begin Records

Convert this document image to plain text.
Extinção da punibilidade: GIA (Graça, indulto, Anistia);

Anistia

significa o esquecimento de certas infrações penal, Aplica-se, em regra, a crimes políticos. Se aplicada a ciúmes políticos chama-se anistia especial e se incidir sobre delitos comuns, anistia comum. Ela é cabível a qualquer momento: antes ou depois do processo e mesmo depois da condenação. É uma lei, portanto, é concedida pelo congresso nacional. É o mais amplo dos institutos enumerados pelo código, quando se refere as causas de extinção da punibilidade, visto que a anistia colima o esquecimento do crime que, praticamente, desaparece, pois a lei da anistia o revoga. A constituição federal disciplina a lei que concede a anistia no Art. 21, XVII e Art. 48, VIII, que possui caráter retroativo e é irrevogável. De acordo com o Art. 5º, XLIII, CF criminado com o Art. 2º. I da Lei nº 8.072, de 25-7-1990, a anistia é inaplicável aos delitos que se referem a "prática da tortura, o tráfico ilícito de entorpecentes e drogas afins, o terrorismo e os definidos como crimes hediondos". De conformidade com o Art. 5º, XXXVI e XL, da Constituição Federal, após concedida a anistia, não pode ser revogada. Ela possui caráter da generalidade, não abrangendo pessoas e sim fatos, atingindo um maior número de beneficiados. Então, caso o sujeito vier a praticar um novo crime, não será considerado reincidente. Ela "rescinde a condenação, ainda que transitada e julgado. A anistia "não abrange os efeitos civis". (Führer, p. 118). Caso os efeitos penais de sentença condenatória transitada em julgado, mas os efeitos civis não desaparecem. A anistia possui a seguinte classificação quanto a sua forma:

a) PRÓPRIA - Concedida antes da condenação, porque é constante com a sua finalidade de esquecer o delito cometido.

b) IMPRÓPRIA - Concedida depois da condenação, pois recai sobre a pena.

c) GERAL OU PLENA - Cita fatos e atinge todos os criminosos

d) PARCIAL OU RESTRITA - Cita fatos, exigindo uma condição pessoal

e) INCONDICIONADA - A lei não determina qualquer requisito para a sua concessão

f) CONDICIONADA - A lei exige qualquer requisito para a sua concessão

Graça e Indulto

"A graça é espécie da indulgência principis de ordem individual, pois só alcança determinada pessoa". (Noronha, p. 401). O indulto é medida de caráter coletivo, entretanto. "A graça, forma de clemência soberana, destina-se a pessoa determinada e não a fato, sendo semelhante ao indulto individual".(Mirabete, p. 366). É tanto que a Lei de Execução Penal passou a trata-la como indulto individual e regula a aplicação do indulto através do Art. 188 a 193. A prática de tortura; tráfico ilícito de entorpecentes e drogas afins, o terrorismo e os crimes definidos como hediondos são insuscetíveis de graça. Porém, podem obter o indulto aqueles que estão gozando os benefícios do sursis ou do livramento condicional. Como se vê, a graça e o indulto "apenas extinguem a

end Records
begin Records

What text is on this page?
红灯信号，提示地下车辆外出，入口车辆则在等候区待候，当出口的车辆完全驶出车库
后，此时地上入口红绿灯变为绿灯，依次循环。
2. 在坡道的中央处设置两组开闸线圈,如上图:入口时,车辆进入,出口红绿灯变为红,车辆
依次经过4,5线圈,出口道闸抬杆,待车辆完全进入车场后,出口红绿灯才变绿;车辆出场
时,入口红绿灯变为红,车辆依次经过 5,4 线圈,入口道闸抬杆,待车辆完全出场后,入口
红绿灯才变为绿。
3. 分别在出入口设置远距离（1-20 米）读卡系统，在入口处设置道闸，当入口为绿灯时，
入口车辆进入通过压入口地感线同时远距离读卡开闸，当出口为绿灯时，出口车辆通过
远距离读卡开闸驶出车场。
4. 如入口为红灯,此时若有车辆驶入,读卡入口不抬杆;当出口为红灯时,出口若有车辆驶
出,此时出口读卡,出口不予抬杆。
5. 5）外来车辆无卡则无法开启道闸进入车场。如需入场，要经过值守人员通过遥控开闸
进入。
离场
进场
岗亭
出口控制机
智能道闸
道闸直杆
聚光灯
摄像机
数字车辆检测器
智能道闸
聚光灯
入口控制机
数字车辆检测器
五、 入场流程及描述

end Records

▶ **Set task**: Give the count of lines holding the word "para", with no other words.

▶ **Reply to the exercise**: 2